__Data to process__:
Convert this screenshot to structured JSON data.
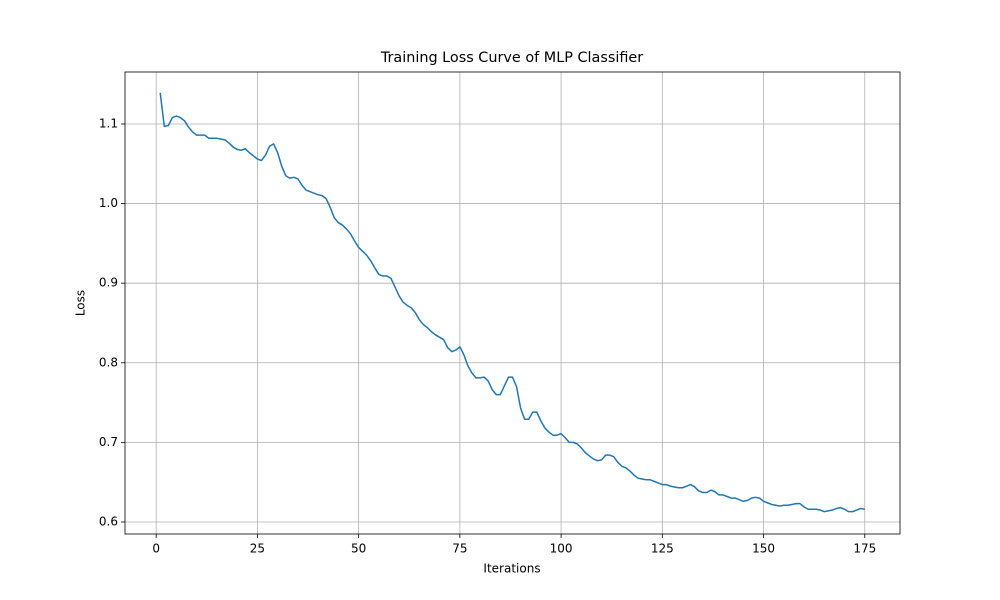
{
  "chart_data": {
    "type": "line",
    "title": "Training Loss Curve of MLP Classifier",
    "x_label": "Iterations",
    "y_label": "Loss",
    "x": [
      1,
      2,
      3,
      4,
      5,
      6,
      7,
      8,
      9,
      10,
      11,
      12,
      13,
      14,
      15,
      16,
      17,
      18,
      19,
      20,
      21,
      22,
      23,
      24,
      25,
      26,
      27,
      28,
      29,
      30,
      31,
      32,
      33,
      34,
      35,
      36,
      37,
      38,
      39,
      40,
      41,
      42,
      43,
      44,
      45,
      46,
      47,
      48,
      49,
      50,
      51,
      52,
      53,
      54,
      55,
      56,
      57,
      58,
      59,
      60,
      61,
      62,
      63,
      64,
      65,
      66,
      67,
      68,
      69,
      70,
      71,
      72,
      73,
      74,
      75,
      76,
      77,
      78,
      79,
      80,
      81,
      82,
      83,
      84,
      85,
      86,
      87,
      88,
      89,
      90,
      91,
      92,
      93,
      94,
      95,
      96,
      97,
      98,
      99,
      100,
      101,
      102,
      103,
      104,
      105,
      106,
      107,
      108,
      109,
      110,
      111,
      112,
      113,
      114,
      115,
      116,
      117,
      118,
      119,
      120,
      121,
      122,
      123,
      124,
      125,
      126,
      127,
      128,
      129,
      130,
      131,
      132,
      133,
      134,
      135,
      136,
      137,
      138,
      139,
      140,
      141,
      142,
      143,
      144,
      145,
      146,
      147,
      148,
      149,
      150,
      151,
      152,
      153,
      154,
      155,
      156,
      157,
      158,
      159,
      160,
      161,
      162,
      163,
      164,
      165,
      166,
      167,
      168,
      169,
      170,
      171,
      172,
      173,
      174,
      175
    ],
    "series": [
      {
        "color": "#1f77b4",
        "values": [
          1.139,
          1.097,
          1.098,
          1.108,
          1.11,
          1.108,
          1.104,
          1.096,
          1.09,
          1.086,
          1.086,
          1.086,
          1.082,
          1.082,
          1.082,
          1.081,
          1.08,
          1.076,
          1.071,
          1.068,
          1.067,
          1.069,
          1.064,
          1.06,
          1.056,
          1.054,
          1.061,
          1.072,
          1.075,
          1.064,
          1.047,
          1.035,
          1.032,
          1.033,
          1.031,
          1.023,
          1.017,
          1.015,
          1.013,
          1.011,
          1.01,
          1.006,
          0.995,
          0.982,
          0.976,
          0.973,
          0.968,
          0.962,
          0.953,
          0.945,
          0.94,
          0.935,
          0.928,
          0.919,
          0.911,
          0.909,
          0.909,
          0.906,
          0.895,
          0.884,
          0.876,
          0.872,
          0.869,
          0.863,
          0.854,
          0.848,
          0.844,
          0.839,
          0.835,
          0.832,
          0.829,
          0.819,
          0.814,
          0.816,
          0.82,
          0.81,
          0.796,
          0.787,
          0.781,
          0.781,
          0.782,
          0.777,
          0.766,
          0.76,
          0.76,
          0.771,
          0.782,
          0.782,
          0.77,
          0.743,
          0.729,
          0.729,
          0.738,
          0.738,
          0.727,
          0.718,
          0.713,
          0.709,
          0.709,
          0.711,
          0.706,
          0.7,
          0.7,
          0.698,
          0.693,
          0.687,
          0.683,
          0.679,
          0.677,
          0.678,
          0.684,
          0.684,
          0.682,
          0.675,
          0.67,
          0.668,
          0.664,
          0.659,
          0.655,
          0.654,
          0.653,
          0.653,
          0.651,
          0.649,
          0.647,
          0.647,
          0.645,
          0.644,
          0.643,
          0.643,
          0.645,
          0.647,
          0.644,
          0.639,
          0.637,
          0.637,
          0.64,
          0.638,
          0.634,
          0.634,
          0.632,
          0.63,
          0.63,
          0.628,
          0.626,
          0.627,
          0.63,
          0.631,
          0.63,
          0.626,
          0.624,
          0.622,
          0.621,
          0.62,
          0.621,
          0.621,
          0.622,
          0.623,
          0.623,
          0.619,
          0.616,
          0.616,
          0.616,
          0.615,
          0.613,
          0.614,
          0.615,
          0.617,
          0.618,
          0.616,
          0.613,
          0.613,
          0.615,
          0.617,
          0.616
        ]
      }
    ],
    "xlim": [
      -7.7,
      183.7
    ],
    "ylim": [
      0.5849,
      1.1653
    ],
    "xticks": [
      0,
      25,
      50,
      75,
      100,
      125,
      150,
      175
    ],
    "yticks": [
      0.6,
      0.7,
      0.8,
      0.9,
      {
        "value": 1,
        "label": "1.0"
      },
      1.1
    ],
    "grid": true
  }
}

__Do this__:
Retype every record above exactly as written, but leave out the pictures.

__Completed task__:
Convert this screenshot to structured JSON data.
{
  "chart_data": {
    "type": "line",
    "title": "Training Loss Curve of MLP Classifier",
    "x_label": "Iterations",
    "y_label": "Loss",
    "x": [
      1,
      2,
      3,
      4,
      5,
      6,
      7,
      8,
      9,
      10,
      11,
      12,
      13,
      14,
      15,
      16,
      17,
      18,
      19,
      20,
      21,
      22,
      23,
      24,
      25,
      26,
      27,
      28,
      29,
      30,
      31,
      32,
      33,
      34,
      35,
      36,
      37,
      38,
      39,
      40,
      41,
      42,
      43,
      44,
      45,
      46,
      47,
      48,
      49,
      50,
      51,
      52,
      53,
      54,
      55,
      56,
      57,
      58,
      59,
      60,
      61,
      62,
      63,
      64,
      65,
      66,
      67,
      68,
      69,
      70,
      71,
      72,
      73,
      74,
      75,
      76,
      77,
      78,
      79,
      80,
      81,
      82,
      83,
      84,
      85,
      86,
      87,
      88,
      89,
      90,
      91,
      92,
      93,
      94,
      95,
      96,
      97,
      98,
      99,
      100,
      101,
      102,
      103,
      104,
      105,
      106,
      107,
      108,
      109,
      110,
      111,
      112,
      113,
      114,
      115,
      116,
      117,
      118,
      119,
      120,
      121,
      122,
      123,
      124,
      125,
      126,
      127,
      128,
      129,
      130,
      131,
      132,
      133,
      134,
      135,
      136,
      137,
      138,
      139,
      140,
      141,
      142,
      143,
      144,
      145,
      146,
      147,
      148,
      149,
      150,
      151,
      152,
      153,
      154,
      155,
      156,
      157,
      158,
      159,
      160,
      161,
      162,
      163,
      164,
      165,
      166,
      167,
      168,
      169,
      170,
      171,
      172,
      173,
      174,
      175
    ],
    "series": [
      {
        "color": "#1f77b4",
        "values": [
          1.139,
          1.097,
          1.098,
          1.108,
          1.11,
          1.108,
          1.104,
          1.096,
          1.09,
          1.086,
          1.086,
          1.086,
          1.082,
          1.082,
          1.082,
          1.081,
          1.08,
          1.076,
          1.071,
          1.068,
          1.067,
          1.069,
          1.064,
          1.06,
          1.056,
          1.054,
          1.061,
          1.072,
          1.075,
          1.064,
          1.047,
          1.035,
          1.032,
          1.033,
          1.031,
          1.023,
          1.017,
          1.015,
          1.013,
          1.011,
          1.01,
          1.006,
          0.995,
          0.982,
          0.976,
          0.973,
          0.968,
          0.962,
          0.953,
          0.945,
          0.94,
          0.935,
          0.928,
          0.919,
          0.911,
          0.909,
          0.909,
          0.906,
          0.895,
          0.884,
          0.876,
          0.872,
          0.869,
          0.863,
          0.854,
          0.848,
          0.844,
          0.839,
          0.835,
          0.832,
          0.829,
          0.819,
          0.814,
          0.816,
          0.82,
          0.81,
          0.796,
          0.787,
          0.781,
          0.781,
          0.782,
          0.777,
          0.766,
          0.76,
          0.76,
          0.771,
          0.782,
          0.782,
          0.77,
          0.743,
          0.729,
          0.729,
          0.738,
          0.738,
          0.727,
          0.718,
          0.713,
          0.709,
          0.709,
          0.711,
          0.706,
          0.7,
          0.7,
          0.698,
          0.693,
          0.687,
          0.683,
          0.679,
          0.677,
          0.678,
          0.684,
          0.684,
          0.682,
          0.675,
          0.67,
          0.668,
          0.664,
          0.659,
          0.655,
          0.654,
          0.653,
          0.653,
          0.651,
          0.649,
          0.647,
          0.647,
          0.645,
          0.644,
          0.643,
          0.643,
          0.645,
          0.647,
          0.644,
          0.639,
          0.637,
          0.637,
          0.64,
          0.638,
          0.634,
          0.634,
          0.632,
          0.63,
          0.63,
          0.628,
          0.626,
          0.627,
          0.63,
          0.631,
          0.63,
          0.626,
          0.624,
          0.622,
          0.621,
          0.62,
          0.621,
          0.621,
          0.622,
          0.623,
          0.623,
          0.619,
          0.616,
          0.616,
          0.616,
          0.615,
          0.613,
          0.614,
          0.615,
          0.617,
          0.618,
          0.616,
          0.613,
          0.613,
          0.615,
          0.617,
          0.616
        ]
      }
    ],
    "xlim": [
      -7.7,
      183.7
    ],
    "ylim": [
      0.5849,
      1.1653
    ],
    "xticks": [
      0,
      25,
      50,
      75,
      100,
      125,
      150,
      175
    ],
    "yticks": [
      0.6,
      0.7,
      0.8,
      0.9,
      {
        "value": 1,
        "label": "1.0"
      },
      1.1
    ],
    "grid": true
  }
}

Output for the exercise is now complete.